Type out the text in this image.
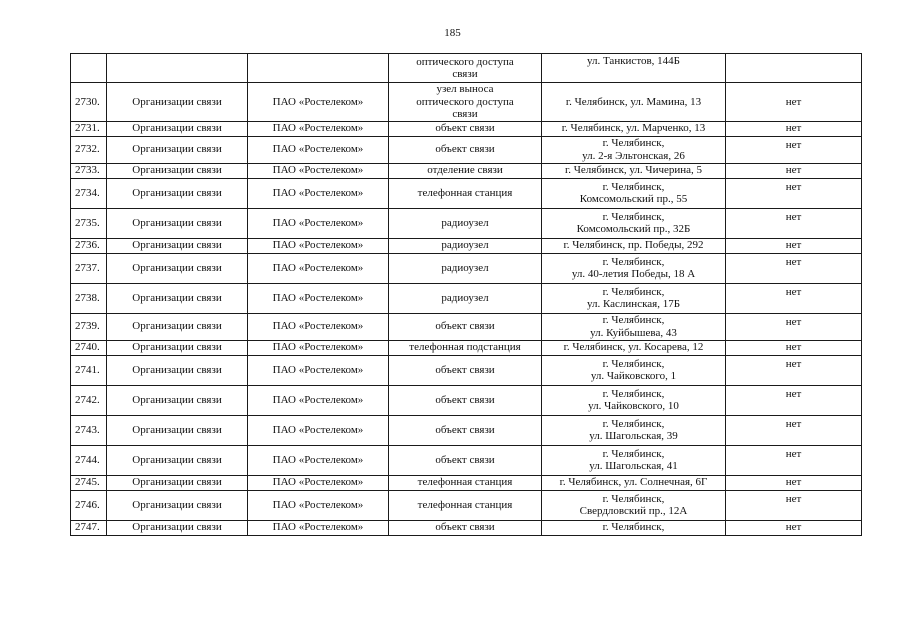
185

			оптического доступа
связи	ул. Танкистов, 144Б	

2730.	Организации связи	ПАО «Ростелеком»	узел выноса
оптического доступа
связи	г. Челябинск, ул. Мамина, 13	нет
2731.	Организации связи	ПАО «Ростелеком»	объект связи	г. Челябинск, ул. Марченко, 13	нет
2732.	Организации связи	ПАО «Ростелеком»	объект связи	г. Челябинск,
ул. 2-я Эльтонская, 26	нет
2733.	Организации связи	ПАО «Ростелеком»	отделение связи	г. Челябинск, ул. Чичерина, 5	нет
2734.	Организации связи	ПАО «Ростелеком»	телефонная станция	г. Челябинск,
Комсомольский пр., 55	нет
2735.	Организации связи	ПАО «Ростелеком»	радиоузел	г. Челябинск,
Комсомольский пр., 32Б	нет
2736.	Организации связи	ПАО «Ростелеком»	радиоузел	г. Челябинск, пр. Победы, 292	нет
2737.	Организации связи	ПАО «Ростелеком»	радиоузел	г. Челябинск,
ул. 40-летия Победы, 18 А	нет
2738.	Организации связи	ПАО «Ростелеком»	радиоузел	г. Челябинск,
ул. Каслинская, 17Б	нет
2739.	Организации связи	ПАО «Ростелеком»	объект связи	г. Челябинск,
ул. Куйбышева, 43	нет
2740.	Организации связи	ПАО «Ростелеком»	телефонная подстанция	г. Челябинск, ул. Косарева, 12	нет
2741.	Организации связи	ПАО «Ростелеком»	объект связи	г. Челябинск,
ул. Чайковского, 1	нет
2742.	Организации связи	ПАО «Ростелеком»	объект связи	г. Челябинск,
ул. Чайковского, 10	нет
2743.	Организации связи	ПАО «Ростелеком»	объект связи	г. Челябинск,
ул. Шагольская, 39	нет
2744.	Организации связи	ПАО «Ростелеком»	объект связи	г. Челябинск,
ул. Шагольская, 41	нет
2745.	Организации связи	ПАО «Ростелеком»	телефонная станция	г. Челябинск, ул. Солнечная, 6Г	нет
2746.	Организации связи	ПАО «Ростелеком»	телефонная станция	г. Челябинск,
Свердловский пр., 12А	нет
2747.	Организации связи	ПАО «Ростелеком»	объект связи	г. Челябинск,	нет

Task prompt – Select all lines with the word "Чайковского" from the entries above.

Exercise result –
ул. Чайковского, 1	нет
ул. Чайковского, 10	нет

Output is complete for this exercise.